#### WRITTEN PROBLEM:
Count, in the entries, the lines with "掌握大意". Answer with the number only.

#### MATERIAL PROVIDED:
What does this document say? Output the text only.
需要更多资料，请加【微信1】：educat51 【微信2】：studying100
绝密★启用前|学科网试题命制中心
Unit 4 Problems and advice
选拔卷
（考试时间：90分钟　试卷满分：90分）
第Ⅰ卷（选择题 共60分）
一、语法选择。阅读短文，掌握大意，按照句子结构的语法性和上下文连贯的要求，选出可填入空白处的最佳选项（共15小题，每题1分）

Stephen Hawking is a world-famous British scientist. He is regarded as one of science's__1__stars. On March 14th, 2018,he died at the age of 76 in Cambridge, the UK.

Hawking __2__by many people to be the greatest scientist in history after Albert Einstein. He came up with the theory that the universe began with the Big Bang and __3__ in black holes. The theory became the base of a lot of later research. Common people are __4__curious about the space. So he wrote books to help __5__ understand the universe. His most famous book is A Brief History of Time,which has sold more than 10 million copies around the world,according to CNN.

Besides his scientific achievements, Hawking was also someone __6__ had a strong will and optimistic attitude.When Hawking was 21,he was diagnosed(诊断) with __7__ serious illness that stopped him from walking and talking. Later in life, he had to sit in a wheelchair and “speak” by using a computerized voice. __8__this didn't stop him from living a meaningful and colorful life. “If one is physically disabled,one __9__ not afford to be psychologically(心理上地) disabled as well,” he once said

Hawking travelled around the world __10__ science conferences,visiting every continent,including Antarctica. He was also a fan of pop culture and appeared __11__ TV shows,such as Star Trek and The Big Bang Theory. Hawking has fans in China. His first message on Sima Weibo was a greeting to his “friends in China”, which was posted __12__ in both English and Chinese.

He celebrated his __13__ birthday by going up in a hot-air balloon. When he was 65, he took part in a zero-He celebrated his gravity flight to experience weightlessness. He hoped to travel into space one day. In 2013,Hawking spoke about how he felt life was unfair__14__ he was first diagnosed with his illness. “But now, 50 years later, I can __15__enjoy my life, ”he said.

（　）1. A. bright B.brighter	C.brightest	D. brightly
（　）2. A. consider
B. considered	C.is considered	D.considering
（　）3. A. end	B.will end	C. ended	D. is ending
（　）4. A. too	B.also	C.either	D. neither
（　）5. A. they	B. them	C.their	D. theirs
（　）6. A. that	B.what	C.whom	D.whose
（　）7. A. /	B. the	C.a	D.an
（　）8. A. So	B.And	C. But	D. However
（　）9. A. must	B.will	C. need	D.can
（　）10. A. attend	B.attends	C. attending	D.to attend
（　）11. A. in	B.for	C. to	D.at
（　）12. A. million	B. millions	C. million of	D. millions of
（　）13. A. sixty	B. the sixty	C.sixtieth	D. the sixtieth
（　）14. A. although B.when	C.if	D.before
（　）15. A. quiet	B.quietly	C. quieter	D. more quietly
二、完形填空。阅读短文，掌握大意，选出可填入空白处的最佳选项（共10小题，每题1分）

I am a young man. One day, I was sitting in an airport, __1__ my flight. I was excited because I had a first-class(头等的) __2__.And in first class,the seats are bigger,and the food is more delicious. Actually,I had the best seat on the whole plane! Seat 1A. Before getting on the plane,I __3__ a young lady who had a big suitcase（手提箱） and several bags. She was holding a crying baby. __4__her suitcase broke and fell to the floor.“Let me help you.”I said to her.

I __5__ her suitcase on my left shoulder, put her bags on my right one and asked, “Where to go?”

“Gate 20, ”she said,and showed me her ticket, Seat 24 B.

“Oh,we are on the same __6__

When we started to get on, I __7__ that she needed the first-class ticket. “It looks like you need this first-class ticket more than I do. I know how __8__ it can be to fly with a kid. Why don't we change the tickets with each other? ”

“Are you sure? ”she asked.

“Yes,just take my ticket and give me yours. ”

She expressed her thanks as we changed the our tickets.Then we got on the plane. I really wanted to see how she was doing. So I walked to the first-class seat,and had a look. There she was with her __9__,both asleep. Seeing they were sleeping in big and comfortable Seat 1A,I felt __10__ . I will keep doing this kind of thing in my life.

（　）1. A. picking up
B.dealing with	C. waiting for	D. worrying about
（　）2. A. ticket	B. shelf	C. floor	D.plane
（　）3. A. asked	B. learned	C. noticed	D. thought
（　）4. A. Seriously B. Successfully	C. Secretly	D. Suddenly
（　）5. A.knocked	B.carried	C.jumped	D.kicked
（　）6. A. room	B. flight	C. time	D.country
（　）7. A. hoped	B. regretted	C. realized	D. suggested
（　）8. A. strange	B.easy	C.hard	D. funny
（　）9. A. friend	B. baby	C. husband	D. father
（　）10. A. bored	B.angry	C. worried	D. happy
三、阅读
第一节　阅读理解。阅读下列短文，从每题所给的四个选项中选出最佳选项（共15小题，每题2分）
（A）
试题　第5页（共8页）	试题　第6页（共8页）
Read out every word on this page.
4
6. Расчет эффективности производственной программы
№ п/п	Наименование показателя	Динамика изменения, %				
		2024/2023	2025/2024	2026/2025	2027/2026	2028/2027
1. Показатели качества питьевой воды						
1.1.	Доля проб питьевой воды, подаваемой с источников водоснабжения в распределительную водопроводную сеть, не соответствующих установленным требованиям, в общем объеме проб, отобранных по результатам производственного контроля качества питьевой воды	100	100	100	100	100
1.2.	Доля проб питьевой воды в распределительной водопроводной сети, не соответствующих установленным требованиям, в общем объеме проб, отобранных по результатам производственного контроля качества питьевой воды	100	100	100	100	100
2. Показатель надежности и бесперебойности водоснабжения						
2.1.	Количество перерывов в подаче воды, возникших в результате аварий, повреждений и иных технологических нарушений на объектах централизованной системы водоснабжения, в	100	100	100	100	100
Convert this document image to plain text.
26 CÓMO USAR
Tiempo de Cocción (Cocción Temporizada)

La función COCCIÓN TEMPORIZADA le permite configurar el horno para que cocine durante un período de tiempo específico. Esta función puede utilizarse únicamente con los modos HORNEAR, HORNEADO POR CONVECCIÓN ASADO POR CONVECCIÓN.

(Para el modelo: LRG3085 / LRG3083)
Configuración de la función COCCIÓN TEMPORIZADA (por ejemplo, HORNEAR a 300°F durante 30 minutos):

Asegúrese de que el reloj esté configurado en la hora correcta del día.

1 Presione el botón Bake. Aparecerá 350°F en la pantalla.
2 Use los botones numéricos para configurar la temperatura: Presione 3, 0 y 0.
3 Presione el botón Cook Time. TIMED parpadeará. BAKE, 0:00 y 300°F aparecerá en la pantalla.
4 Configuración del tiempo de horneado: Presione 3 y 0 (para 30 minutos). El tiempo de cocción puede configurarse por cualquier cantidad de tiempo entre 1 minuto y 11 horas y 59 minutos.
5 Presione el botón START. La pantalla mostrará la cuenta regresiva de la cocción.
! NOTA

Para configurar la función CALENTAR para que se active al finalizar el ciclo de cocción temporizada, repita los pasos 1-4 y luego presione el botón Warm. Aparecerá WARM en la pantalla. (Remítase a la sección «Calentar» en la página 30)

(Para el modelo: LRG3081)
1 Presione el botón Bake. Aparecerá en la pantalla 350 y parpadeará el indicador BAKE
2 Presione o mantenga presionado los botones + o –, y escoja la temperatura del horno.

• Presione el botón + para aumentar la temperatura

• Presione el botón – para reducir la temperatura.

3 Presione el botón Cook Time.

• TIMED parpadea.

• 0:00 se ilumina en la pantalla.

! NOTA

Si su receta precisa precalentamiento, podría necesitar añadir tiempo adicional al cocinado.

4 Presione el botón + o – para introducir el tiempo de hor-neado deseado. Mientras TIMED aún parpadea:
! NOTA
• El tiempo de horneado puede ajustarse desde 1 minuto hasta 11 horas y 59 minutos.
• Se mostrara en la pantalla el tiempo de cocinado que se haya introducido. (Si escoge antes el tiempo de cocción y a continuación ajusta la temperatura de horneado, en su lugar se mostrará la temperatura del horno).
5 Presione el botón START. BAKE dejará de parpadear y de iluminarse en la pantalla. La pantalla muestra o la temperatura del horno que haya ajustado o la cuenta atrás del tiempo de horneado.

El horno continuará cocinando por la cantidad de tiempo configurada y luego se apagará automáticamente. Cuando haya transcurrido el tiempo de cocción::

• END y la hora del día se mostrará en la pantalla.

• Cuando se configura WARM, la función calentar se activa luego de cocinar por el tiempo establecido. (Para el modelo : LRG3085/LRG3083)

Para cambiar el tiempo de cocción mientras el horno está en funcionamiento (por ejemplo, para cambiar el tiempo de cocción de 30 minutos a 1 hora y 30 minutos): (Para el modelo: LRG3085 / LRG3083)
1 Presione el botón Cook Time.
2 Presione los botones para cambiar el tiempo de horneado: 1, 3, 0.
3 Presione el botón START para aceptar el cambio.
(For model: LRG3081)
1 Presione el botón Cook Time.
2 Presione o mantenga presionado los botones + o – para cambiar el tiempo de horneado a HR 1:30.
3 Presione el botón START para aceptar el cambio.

#### TASK RESULT:
2